- **Exercise goal**
Reproduce the data exactly.

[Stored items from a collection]
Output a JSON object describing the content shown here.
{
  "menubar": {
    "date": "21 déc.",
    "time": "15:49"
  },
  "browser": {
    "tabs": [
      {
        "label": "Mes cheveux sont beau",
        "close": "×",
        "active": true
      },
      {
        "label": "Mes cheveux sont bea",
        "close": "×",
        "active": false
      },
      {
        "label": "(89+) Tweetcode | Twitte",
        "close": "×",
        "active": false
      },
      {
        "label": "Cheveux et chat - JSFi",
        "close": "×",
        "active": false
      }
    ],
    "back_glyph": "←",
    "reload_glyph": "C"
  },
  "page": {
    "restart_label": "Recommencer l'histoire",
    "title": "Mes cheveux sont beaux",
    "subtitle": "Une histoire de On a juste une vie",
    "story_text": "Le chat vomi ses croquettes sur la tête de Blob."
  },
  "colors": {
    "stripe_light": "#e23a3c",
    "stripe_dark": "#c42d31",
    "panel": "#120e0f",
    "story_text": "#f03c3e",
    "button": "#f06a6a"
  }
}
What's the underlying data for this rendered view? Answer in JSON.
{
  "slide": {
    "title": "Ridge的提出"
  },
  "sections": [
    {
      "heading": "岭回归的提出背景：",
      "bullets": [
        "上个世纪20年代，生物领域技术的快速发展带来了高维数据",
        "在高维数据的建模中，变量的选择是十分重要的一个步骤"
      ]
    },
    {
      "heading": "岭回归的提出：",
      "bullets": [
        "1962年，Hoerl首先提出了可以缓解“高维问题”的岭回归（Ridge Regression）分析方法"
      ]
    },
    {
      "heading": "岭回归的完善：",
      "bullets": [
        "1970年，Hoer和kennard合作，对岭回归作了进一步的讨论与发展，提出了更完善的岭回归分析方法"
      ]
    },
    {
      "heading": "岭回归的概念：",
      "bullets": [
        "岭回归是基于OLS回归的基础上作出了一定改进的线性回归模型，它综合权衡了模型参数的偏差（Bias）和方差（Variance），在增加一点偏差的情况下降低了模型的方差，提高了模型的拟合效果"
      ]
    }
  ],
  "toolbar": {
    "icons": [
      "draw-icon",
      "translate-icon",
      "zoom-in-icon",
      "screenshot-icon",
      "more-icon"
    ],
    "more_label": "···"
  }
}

- **Result of the task**
Output a JSON object describing the content shown here.
{
  "menubar": {
    "date": "21 déc.",
    "time": "15:49"
  },
  "browser": {
    "tabs": [
      {
        "label": "Mes cheveux sont beau",
        "close": "×",
        "active": true
      },
      {
        "label": "Mes cheveux sont bea",
        "close": "×",
        "active": false
      },
      {
        "label": "(89+) Tweetcode | Twitte",
        "close": "×",
        "active": false
      },
      {
        "label": "Cheveux et chat - JSFi",
        "close": "×",
        "active": false
      }
    ],
    "back_glyph": "←",
    "reload_glyph": "C"
  },
  "page": {
    "restart_label": "Recommencer l'histoire",
    "title": "Mes cheveux sont beaux",
    "subtitle": "Une histoire de On a juste une vie",
    "story_text": "Le chat vomi ses croquettes sur la tête de Blob."
  },
  "colors": {
    "stripe_light": "#e23a3c",
    "stripe_dark": "#c42d31",
    "panel": "#120e0f",
    "story_text": "#f03c3e",
    "button": "#f06a6a"
  }
}
What's the underlying data for this rendered view? Answer in JSON.
{
  "slide": {
    "title": "Ridge的提出"
  },
  "sections": [
    {
      "heading": "岭回归的提出背景：",
      "bullets": [
        "上个世纪20年代，生物领域技术的快速发展带来了高维数据",
        "在高维数据的建模中，变量的选择是十分重要的一个步骤"
      ]
    },
    {
      "heading": "岭回归的提出：",
      "bullets": [
        "1962年，Hoerl首先提出了可以缓解“高维问题”的岭回归（Ridge Regression）分析方法"
      ]
    },
    {
      "heading": "岭回归的完善：",
      "bullets": [
        "1970年，Hoer和kennard合作，对岭回归作了进一步的讨论与发展，提出了更完善的岭回归分析方法"
      ]
    },
    {
      "heading": "岭回归的概念：",
      "bullets": [
        "岭回归是基于OLS回归的基础上作出了一定改进的线性回归模型，它综合权衡了模型参数的偏差（Bias）和方差（Variance），在增加一点偏差的情况下降低了模型的方差，提高了模型的拟合效果"
      ]
    }
  ],
  "toolbar": {
    "icons": [
      "draw-icon",
      "translate-icon",
      "zoom-in-icon",
      "screenshot-icon",
      "more-icon"
    ],
    "more_label": "···"
  }
}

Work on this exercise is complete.